Task objective: Each entry that follows must be output without any deviation.

Records to use:
+-------+

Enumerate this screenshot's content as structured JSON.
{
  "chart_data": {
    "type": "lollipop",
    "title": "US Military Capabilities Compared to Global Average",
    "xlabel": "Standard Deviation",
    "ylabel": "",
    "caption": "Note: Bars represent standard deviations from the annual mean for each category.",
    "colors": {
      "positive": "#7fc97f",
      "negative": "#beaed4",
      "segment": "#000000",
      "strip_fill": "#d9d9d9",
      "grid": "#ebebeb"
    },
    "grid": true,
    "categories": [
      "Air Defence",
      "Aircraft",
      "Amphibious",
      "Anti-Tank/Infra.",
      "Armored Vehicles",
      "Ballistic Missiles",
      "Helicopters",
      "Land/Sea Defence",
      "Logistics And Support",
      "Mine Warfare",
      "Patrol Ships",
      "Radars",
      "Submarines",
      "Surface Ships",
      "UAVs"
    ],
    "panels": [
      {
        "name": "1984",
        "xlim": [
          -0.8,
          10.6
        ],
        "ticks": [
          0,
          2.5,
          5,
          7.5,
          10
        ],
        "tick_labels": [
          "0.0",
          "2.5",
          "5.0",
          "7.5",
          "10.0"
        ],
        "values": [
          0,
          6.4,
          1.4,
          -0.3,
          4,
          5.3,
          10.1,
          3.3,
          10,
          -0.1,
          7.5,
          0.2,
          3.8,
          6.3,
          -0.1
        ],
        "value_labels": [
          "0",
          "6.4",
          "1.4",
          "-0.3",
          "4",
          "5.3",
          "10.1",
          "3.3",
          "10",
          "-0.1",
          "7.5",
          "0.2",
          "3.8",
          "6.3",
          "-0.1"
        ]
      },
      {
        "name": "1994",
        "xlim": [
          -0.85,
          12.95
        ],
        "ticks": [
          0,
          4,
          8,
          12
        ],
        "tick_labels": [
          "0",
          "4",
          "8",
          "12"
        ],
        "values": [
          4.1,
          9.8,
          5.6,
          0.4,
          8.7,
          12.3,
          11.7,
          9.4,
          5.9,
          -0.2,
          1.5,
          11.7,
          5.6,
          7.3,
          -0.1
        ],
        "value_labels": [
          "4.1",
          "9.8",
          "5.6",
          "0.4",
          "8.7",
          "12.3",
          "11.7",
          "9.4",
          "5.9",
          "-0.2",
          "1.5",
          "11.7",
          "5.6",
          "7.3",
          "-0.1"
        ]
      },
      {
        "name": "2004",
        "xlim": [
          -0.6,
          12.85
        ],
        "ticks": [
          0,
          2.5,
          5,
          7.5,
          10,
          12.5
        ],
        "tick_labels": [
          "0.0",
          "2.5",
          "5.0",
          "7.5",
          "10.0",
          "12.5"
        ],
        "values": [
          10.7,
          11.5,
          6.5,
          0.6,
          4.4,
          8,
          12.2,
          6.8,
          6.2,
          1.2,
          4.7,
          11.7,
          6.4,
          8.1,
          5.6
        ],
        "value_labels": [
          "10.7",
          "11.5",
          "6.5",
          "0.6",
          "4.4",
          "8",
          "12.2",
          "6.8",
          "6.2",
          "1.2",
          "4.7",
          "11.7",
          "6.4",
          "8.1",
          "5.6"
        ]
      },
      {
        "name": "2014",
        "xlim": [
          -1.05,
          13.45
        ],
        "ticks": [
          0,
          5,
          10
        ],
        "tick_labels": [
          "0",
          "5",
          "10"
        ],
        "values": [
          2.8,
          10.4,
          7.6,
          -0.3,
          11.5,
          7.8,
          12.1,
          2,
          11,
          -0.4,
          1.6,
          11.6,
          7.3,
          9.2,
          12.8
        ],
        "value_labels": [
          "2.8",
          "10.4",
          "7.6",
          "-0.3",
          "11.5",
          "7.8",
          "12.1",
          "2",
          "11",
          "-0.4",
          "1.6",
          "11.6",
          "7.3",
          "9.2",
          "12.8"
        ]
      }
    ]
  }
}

+-------+

Result of this task:
Enumerate this screenshot's content as structured JSON.
{
  "chart_data": {
    "type": "lollipop",
    "title": "US Military Capabilities Compared to Global Average",
    "xlabel": "Standard Deviation",
    "ylabel": "",
    "caption": "Note: Bars represent standard deviations from the annual mean for each category.",
    "colors": {
      "positive": "#7fc97f",
      "negative": "#beaed4",
      "segment": "#000000",
      "strip_fill": "#d9d9d9",
      "grid": "#ebebeb"
    },
    "grid": true,
    "categories": [
      "Air Defence",
      "Aircraft",
      "Amphibious",
      "Anti-Tank/Infra.",
      "Armored Vehicles",
      "Ballistic Missiles",
      "Helicopters",
      "Land/Sea Defence",
      "Logistics And Support",
      "Mine Warfare",
      "Patrol Ships",
      "Radars",
      "Submarines",
      "Surface Ships",
      "UAVs"
    ],
    "panels": [
      {
        "name": "1984",
        "xlim": [
          -0.8,
          10.6
        ],
        "ticks": [
          0,
          2.5,
          5,
          7.5,
          10
        ],
        "tick_labels": [
          "0.0",
          "2.5",
          "5.0",
          "7.5",
          "10.0"
        ],
        "values": [
          0,
          6.4,
          1.4,
          -0.3,
          4,
          5.3,
          10.1,
          3.3,
          10,
          -0.1,
          7.5,
          0.2,
          3.8,
          6.3,
          -0.1
        ],
        "value_labels": [
          "0",
          "6.4",
          "1.4",
          "-0.3",
          "4",
          "5.3",
          "10.1",
          "3.3",
          "10",
          "-0.1",
          "7.5",
          "0.2",
          "3.8",
          "6.3",
          "-0.1"
        ]
      },
      {
        "name": "1994",
        "xlim": [
          -0.85,
          12.95
        ],
        "ticks": [
          0,
          4,
          8,
          12
        ],
        "tick_labels": [
          "0",
          "4",
          "8",
          "12"
        ],
        "values": [
          4.1,
          9.8,
          5.6,
          0.4,
          8.7,
          12.3,
          11.7,
          9.4,
          5.9,
          -0.2,
          1.5,
          11.7,
          5.6,
          7.3,
          -0.1
        ],
        "value_labels": [
          "4.1",
          "9.8",
          "5.6",
          "0.4",
          "8.7",
          "12.3",
          "11.7",
          "9.4",
          "5.9",
          "-0.2",
          "1.5",
          "11.7",
          "5.6",
          "7.3",
          "-0.1"
        ]
      },
      {
        "name": "2004",
        "xlim": [
          -0.6,
          12.85
        ],
        "ticks": [
          0,
          2.5,
          5,
          7.5,
          10,
          12.5
        ],
        "tick_labels": [
          "0.0",
          "2.5",
          "5.0",
          "7.5",
          "10.0",
          "12.5"
        ],
        "values": [
          10.7,
          11.5,
          6.5,
          0.6,
          4.4,
          8,
          12.2,
          6.8,
          6.2,
          1.2,
          4.7,
          11.7,
          6.4,
          8.1,
          5.6
        ],
        "value_labels": [
          "10.7",
          "11.5",
          "6.5",
          "0.6",
          "4.4",
          "8",
          "12.2",
          "6.8",
          "6.2",
          "1.2",
          "4.7",
          "11.7",
          "6.4",
          "8.1",
          "5.6"
        ]
      },
      {
        "name": "2014",
        "xlim": [
          -1.05,
          13.45
        ],
        "ticks": [
          0,
          5,
          10
        ],
        "tick_labels": [
          "0",
          "5",
          "10"
        ],
        "values": [
          2.8,
          10.4,
          7.6,
          -0.3,
          11.5,
          7.8,
          12.1,
          2,
          11,
          -0.4,
          1.6,
          11.6,
          7.3,
          9.2,
          12.8
        ],
        "value_labels": [
          "2.8",
          "10.4",
          "7.6",
          "-0.3",
          "11.5",
          "7.8",
          "12.1",
          "2",
          "11",
          "-0.4",
          "1.6",
          "11.6",
          "7.3",
          "9.2",
          "12.8"
        ]
      }
    ]
  }
}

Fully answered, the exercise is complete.